[Excerpts from a figure dataset]

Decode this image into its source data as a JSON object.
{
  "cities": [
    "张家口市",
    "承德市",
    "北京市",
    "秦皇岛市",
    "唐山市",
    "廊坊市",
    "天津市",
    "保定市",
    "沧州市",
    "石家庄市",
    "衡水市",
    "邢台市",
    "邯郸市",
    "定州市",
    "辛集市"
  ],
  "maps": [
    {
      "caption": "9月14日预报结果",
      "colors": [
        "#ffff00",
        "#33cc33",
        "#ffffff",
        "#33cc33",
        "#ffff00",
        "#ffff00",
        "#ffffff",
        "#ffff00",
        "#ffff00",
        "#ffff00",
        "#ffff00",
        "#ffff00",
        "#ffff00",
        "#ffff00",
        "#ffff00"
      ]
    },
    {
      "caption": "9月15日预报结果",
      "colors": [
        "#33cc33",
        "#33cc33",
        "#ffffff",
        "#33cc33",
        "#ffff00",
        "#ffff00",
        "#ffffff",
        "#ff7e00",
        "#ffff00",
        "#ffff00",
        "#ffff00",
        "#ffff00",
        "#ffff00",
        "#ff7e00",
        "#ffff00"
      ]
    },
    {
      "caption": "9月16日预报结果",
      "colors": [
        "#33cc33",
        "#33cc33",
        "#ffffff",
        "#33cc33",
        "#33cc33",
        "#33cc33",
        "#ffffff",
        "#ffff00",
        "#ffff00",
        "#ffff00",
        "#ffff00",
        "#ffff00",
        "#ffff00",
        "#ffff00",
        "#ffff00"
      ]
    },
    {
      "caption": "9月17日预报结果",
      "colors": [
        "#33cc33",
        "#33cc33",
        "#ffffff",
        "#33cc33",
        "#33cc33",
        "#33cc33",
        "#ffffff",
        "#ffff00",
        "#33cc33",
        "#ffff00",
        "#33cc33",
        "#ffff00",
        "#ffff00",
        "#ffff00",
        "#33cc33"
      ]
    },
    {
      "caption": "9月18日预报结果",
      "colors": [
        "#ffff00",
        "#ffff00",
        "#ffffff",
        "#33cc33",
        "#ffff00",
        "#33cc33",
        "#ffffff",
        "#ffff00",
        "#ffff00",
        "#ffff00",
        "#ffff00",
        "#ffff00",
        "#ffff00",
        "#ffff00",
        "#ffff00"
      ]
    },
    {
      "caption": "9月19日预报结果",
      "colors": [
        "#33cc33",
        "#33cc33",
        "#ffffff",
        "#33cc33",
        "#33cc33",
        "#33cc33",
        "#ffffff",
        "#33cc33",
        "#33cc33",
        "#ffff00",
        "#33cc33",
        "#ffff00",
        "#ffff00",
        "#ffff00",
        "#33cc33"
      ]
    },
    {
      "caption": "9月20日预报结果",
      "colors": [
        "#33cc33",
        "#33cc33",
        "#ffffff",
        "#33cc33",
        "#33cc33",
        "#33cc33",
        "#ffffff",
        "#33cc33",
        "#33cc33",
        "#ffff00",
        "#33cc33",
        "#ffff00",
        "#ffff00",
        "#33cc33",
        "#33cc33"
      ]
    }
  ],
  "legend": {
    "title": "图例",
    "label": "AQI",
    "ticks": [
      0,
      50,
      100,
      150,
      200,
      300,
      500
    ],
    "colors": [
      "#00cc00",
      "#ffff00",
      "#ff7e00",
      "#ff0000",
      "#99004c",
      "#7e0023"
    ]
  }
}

__What is required__:
Once more, set down the full listing, verbatim.

__Result__:
Decode this image into its source data as a JSON object.
{
  "cities": [
    "张家口市",
    "承德市",
    "北京市",
    "秦皇岛市",
    "唐山市",
    "廊坊市",
    "天津市",
    "保定市",
    "沧州市",
    "石家庄市",
    "衡水市",
    "邢台市",
    "邯郸市",
    "定州市",
    "辛集市"
  ],
  "maps": [
    {
      "caption": "9月14日预报结果",
      "colors": [
        "#ffff00",
        "#33cc33",
        "#ffffff",
        "#33cc33",
        "#ffff00",
        "#ffff00",
        "#ffffff",
        "#ffff00",
        "#ffff00",
        "#ffff00",
        "#ffff00",
        "#ffff00",
        "#ffff00",
        "#ffff00",
        "#ffff00"
      ]
    },
    {
      "caption": "9月15日预报结果",
      "colors": [
        "#33cc33",
        "#33cc33",
        "#ffffff",
        "#33cc33",
        "#ffff00",
        "#ffff00",
        "#ffffff",
        "#ff7e00",
        "#ffff00",
        "#ffff00",
        "#ffff00",
        "#ffff00",
        "#ffff00",
        "#ff7e00",
        "#ffff00"
      ]
    },
    {
      "caption": "9月16日预报结果",
      "colors": [
        "#33cc33",
        "#33cc33",
        "#ffffff",
        "#33cc33",
        "#33cc33",
        "#33cc33",
        "#ffffff",
        "#ffff00",
        "#ffff00",
        "#ffff00",
        "#ffff00",
        "#ffff00",
        "#ffff00",
        "#ffff00",
        "#ffff00"
      ]
    },
    {
      "caption": "9月17日预报结果",
      "colors": [
        "#33cc33",
        "#33cc33",
        "#ffffff",
        "#33cc33",
        "#33cc33",
        "#33cc33",
        "#ffffff",
        "#ffff00",
        "#33cc33",
        "#ffff00",
        "#33cc33",
        "#ffff00",
        "#ffff00",
        "#ffff00",
        "#33cc33"
      ]
    },
    {
      "caption": "9月18日预报结果",
      "colors": [
        "#ffff00",
        "#ffff00",
        "#ffffff",
        "#33cc33",
        "#ffff00",
        "#33cc33",
        "#ffffff",
        "#ffff00",
        "#ffff00",
        "#ffff00",
        "#ffff00",
        "#ffff00",
        "#ffff00",
        "#ffff00",
        "#ffff00"
      ]
    },
    {
      "caption": "9月19日预报结果",
      "colors": [
        "#33cc33",
        "#33cc33",
        "#ffffff",
        "#33cc33",
        "#33cc33",
        "#33cc33",
        "#ffffff",
        "#33cc33",
        "#33cc33",
        "#ffff00",
        "#33cc33",
        "#ffff00",
        "#ffff00",
        "#ffff00",
        "#33cc33"
      ]
    },
    {
      "caption": "9月20日预报结果",
      "colors": [
        "#33cc33",
        "#33cc33",
        "#ffffff",
        "#33cc33",
        "#33cc33",
        "#33cc33",
        "#ffffff",
        "#33cc33",
        "#33cc33",
        "#ffff00",
        "#33cc33",
        "#ffff00",
        "#ffff00",
        "#33cc33",
        "#33cc33"
      ]
    }
  ],
  "legend": {
    "title": "图例",
    "label": "AQI",
    "ticks": [
      0,
      50,
      100,
      150,
      200,
      300,
      500
    ],
    "colors": [
      "#00cc00",
      "#ffff00",
      "#ff7e00",
      "#ff0000",
      "#99004c",
      "#7e0023"
    ]
  }
}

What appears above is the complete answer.